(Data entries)
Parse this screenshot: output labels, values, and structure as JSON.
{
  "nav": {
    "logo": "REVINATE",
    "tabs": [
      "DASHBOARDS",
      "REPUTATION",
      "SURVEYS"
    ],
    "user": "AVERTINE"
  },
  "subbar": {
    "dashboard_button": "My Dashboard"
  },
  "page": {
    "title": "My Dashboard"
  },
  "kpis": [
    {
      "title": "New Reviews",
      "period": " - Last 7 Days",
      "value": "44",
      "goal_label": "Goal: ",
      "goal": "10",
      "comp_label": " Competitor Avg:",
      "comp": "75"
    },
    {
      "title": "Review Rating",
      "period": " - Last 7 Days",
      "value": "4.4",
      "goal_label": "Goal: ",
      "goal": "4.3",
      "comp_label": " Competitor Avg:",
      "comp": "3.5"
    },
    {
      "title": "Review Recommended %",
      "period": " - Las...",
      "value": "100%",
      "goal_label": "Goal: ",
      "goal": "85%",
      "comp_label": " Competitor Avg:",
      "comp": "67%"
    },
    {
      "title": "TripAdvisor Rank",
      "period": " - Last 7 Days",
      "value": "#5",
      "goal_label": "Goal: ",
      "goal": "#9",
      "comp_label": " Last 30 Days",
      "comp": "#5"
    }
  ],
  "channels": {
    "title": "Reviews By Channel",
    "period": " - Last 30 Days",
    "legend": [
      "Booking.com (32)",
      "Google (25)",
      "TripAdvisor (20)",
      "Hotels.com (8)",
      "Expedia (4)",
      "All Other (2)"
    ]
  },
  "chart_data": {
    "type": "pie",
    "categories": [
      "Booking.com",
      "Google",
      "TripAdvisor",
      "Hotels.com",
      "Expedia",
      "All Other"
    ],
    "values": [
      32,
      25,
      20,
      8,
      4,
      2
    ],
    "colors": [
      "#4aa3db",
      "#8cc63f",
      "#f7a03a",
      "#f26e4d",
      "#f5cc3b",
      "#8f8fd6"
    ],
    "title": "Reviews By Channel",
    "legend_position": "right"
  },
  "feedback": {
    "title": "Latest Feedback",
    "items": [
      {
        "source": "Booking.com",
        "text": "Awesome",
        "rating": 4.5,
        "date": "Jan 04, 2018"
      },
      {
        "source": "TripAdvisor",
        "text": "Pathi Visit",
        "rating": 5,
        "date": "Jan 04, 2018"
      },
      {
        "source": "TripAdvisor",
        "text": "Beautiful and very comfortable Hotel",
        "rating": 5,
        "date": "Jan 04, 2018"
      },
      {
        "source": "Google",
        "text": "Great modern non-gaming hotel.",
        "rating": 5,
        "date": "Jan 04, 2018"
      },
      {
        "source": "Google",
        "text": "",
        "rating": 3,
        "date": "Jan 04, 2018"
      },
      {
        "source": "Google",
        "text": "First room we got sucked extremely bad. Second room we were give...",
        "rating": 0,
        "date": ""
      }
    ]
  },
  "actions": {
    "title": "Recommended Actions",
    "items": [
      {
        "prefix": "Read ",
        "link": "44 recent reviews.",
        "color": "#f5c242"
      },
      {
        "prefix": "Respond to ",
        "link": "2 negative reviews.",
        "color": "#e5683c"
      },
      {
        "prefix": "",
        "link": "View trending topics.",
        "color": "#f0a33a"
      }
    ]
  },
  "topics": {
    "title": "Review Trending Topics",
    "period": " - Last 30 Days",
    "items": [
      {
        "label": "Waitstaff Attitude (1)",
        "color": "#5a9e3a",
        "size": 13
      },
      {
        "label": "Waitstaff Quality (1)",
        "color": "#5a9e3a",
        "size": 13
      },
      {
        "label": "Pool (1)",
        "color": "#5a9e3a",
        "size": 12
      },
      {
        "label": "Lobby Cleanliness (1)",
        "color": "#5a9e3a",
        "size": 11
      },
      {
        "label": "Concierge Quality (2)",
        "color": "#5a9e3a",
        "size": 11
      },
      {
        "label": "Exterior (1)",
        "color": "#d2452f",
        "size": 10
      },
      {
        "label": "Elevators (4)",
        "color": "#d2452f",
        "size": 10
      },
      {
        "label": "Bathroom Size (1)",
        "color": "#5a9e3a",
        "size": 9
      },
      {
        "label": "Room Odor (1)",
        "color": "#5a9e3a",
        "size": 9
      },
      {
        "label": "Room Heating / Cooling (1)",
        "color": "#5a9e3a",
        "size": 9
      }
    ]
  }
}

* [WHAT IS EXPECTED] Set every line of the listing down word for word.

* [EXPECTED ANSWER]
Parse this screenshot: output labels, values, and structure as JSON.
{
  "nav": {
    "logo": "REVINATE",
    "tabs": [
      "DASHBOARDS",
      "REPUTATION",
      "SURVEYS"
    ],
    "user": "AVERTINE"
  },
  "subbar": {
    "dashboard_button": "My Dashboard"
  },
  "page": {
    "title": "My Dashboard"
  },
  "kpis": [
    {
      "title": "New Reviews",
      "period": " - Last 7 Days",
      "value": "44",
      "goal_label": "Goal: ",
      "goal": "10",
      "comp_label": " Competitor Avg:",
      "comp": "75"
    },
    {
      "title": "Review Rating",
      "period": " - Last 7 Days",
      "value": "4.4",
      "goal_label": "Goal: ",
      "goal": "4.3",
      "comp_label": " Competitor Avg:",
      "comp": "3.5"
    },
    {
      "title": "Review Recommended %",
      "period": " - Las...",
      "value": "100%",
      "goal_label": "Goal: ",
      "goal": "85%",
      "comp_label": " Competitor Avg:",
      "comp": "67%"
    },
    {
      "title": "TripAdvisor Rank",
      "period": " - Last 7 Days",
      "value": "#5",
      "goal_label": "Goal: ",
      "goal": "#9",
      "comp_label": " Last 30 Days",
      "comp": "#5"
    }
  ],
  "channels": {
    "title": "Reviews By Channel",
    "period": " - Last 30 Days",
    "legend": [
      "Booking.com (32)",
      "Google (25)",
      "TripAdvisor (20)",
      "Hotels.com (8)",
      "Expedia (4)",
      "All Other (2)"
    ]
  },
  "chart_data": {
    "type": "pie",
    "categories": [
      "Booking.com",
      "Google",
      "TripAdvisor",
      "Hotels.com",
      "Expedia",
      "All Other"
    ],
    "values": [
      32,
      25,
      20,
      8,
      4,
      2
    ],
    "colors": [
      "#4aa3db",
      "#8cc63f",
      "#f7a03a",
      "#f26e4d",
      "#f5cc3b",
      "#8f8fd6"
    ],
    "title": "Reviews By Channel",
    "legend_position": "right"
  },
  "feedback": {
    "title": "Latest Feedback",
    "items": [
      {
        "source": "Booking.com",
        "text": "Awesome",
        "rating": 4.5,
        "date": "Jan 04, 2018"
      },
      {
        "source": "TripAdvisor",
        "text": "Pathi Visit",
        "rating": 5,
        "date": "Jan 04, 2018"
      },
      {
        "source": "TripAdvisor",
        "text": "Beautiful and very comfortable Hotel",
        "rating": 5,
        "date": "Jan 04, 2018"
      },
      {
        "source": "Google",
        "text": "Great modern non-gaming hotel.",
        "rating": 5,
        "date": "Jan 04, 2018"
      },
      {
        "source": "Google",
        "text": "",
        "rating": 3,
        "date": "Jan 04, 2018"
      },
      {
        "source": "Google",
        "text": "First room we got sucked extremely bad. Second room we were give...",
        "rating": 0,
        "date": ""
      }
    ]
  },
  "actions": {
    "title": "Recommended Actions",
    "items": [
      {
        "prefix": "Read ",
        "link": "44 recent reviews.",
        "color": "#f5c242"
      },
      {
        "prefix": "Respond to ",
        "link": "2 negative reviews.",
        "color": "#e5683c"
      },
      {
        "prefix": "",
        "link": "View trending topics.",
        "color": "#f0a33a"
      }
    ]
  },
  "topics": {
    "title": "Review Trending Topics",
    "period": " - Last 30 Days",
    "items": [
      {
        "label": "Waitstaff Attitude (1)",
        "color": "#5a9e3a",
        "size": 13
      },
      {
        "label": "Waitstaff Quality (1)",
        "color": "#5a9e3a",
        "size": 13
      },
      {
        "label": "Pool (1)",
        "color": "#5a9e3a",
        "size": 12
      },
      {
        "label": "Lobby Cleanliness (1)",
        "color": "#5a9e3a",
        "size": 11
      },
      {
        "label": "Concierge Quality (2)",
        "color": "#5a9e3a",
        "size": 11
      },
      {
        "label": "Exterior (1)",
        "color": "#d2452f",
        "size": 10
      },
      {
        "label": "Elevators (4)",
        "color": "#d2452f",
        "size": 10
      },
      {
        "label": "Bathroom Size (1)",
        "color": "#5a9e3a",
        "size": 9
      },
      {
        "label": "Room Odor (1)",
        "color": "#5a9e3a",
        "size": 9
      },
      {
        "label": "Room Heating / Cooling (1)",
        "color": "#5a9e3a",
        "size": 9
      }
    ]
  }
}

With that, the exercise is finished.